* Begin Supplied material *
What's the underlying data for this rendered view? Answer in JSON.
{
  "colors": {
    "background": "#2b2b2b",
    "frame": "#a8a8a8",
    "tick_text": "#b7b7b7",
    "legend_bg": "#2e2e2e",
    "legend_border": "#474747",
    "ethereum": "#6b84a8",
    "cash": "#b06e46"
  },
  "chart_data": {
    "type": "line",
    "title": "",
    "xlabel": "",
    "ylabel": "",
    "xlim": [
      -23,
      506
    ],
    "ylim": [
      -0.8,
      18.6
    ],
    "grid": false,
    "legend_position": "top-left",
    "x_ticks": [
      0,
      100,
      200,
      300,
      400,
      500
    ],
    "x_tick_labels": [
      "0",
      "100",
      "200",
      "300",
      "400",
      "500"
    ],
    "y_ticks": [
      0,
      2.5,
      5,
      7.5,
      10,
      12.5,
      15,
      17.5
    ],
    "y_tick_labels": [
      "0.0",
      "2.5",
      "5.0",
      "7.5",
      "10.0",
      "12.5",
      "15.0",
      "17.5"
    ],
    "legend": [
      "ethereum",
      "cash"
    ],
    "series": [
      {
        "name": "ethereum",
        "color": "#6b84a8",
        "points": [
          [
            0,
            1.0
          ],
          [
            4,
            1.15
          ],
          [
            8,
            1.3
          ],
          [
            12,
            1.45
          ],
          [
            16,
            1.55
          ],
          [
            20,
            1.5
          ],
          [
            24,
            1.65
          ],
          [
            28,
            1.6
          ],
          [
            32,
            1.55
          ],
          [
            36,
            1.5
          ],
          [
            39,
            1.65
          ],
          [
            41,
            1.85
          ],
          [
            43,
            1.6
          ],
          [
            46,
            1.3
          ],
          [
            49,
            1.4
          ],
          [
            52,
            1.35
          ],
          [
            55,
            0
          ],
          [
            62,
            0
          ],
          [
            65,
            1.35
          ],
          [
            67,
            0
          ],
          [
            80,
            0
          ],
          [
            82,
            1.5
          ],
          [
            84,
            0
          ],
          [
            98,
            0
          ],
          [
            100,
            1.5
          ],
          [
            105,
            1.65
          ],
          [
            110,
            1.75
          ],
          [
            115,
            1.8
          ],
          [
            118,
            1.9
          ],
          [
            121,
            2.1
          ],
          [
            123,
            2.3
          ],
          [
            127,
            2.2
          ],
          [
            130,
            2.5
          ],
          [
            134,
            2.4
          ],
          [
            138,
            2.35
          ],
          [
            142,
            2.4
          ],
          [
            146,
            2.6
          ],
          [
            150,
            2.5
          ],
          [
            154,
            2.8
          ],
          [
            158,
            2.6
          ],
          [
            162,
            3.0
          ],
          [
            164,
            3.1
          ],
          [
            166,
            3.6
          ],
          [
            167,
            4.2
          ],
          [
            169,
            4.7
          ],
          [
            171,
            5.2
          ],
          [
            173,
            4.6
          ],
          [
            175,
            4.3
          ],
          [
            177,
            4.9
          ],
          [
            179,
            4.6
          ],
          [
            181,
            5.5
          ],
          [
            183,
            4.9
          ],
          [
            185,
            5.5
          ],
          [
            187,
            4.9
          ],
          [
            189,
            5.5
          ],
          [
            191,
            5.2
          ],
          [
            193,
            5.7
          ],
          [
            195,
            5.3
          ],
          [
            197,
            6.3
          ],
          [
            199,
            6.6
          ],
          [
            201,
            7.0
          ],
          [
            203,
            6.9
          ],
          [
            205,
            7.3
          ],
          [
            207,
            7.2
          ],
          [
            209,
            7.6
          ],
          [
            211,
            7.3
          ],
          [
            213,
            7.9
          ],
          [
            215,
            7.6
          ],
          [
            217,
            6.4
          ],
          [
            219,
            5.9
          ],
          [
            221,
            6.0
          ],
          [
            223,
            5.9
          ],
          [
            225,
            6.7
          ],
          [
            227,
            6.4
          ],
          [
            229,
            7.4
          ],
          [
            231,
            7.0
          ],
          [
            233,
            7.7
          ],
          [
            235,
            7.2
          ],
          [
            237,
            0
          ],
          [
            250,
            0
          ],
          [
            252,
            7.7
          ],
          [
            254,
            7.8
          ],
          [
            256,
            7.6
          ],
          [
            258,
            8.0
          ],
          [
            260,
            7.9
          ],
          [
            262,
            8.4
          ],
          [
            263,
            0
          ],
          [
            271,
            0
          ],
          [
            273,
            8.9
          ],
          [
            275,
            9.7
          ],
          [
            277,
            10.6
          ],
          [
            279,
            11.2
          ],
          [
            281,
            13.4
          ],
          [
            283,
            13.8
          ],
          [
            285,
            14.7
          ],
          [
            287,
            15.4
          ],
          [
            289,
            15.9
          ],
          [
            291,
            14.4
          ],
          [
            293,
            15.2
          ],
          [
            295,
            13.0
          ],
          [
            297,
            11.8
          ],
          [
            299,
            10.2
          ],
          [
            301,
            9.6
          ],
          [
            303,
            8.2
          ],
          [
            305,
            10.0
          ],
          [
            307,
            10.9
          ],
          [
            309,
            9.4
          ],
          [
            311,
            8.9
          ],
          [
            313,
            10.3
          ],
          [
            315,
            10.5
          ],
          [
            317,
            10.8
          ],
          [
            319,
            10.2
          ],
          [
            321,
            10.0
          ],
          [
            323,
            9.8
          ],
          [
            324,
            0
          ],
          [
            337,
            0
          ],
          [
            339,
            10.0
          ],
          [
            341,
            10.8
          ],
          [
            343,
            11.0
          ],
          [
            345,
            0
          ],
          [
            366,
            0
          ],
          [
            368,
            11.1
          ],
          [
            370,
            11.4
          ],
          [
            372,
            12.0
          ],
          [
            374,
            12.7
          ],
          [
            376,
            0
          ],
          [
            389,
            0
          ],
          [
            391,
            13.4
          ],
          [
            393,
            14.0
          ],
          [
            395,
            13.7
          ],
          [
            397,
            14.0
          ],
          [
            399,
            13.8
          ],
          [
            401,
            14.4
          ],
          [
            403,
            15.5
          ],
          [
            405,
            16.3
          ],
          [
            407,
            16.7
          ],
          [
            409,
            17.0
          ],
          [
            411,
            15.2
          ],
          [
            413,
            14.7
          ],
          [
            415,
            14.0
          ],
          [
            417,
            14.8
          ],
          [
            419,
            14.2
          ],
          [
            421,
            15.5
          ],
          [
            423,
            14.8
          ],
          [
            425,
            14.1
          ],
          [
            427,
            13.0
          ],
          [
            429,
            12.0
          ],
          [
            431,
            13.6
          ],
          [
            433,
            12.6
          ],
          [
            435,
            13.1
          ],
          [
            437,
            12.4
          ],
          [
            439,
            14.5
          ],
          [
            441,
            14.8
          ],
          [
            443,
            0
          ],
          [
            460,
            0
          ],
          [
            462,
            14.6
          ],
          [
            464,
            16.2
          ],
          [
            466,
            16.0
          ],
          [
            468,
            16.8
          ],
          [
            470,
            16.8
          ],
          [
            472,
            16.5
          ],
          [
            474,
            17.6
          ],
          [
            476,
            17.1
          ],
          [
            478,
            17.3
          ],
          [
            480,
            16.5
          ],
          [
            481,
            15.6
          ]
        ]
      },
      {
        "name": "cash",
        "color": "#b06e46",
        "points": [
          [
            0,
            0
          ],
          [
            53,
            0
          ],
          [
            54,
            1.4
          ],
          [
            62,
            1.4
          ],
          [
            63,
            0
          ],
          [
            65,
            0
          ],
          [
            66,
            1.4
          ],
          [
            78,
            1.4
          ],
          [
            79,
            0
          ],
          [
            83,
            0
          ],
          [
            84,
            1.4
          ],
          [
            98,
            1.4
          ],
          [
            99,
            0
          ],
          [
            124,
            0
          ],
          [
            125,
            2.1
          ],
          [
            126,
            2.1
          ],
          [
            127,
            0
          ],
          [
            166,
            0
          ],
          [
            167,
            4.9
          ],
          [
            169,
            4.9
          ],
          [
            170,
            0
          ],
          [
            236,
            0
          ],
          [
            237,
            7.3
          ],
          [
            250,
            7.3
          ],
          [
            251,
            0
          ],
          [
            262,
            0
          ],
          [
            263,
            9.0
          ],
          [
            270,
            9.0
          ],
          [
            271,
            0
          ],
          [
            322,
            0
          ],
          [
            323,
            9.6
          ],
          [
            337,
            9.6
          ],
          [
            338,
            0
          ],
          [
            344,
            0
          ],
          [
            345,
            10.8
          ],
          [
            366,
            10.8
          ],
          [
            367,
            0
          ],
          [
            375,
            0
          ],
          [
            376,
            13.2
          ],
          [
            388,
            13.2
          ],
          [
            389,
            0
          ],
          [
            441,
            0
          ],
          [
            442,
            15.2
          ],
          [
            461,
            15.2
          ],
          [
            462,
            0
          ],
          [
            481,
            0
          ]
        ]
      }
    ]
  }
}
* End Supplied material *
Goal of the exercise - Tell how many lines above contain the word "ethereum". Give the number alone.

Task solution - 3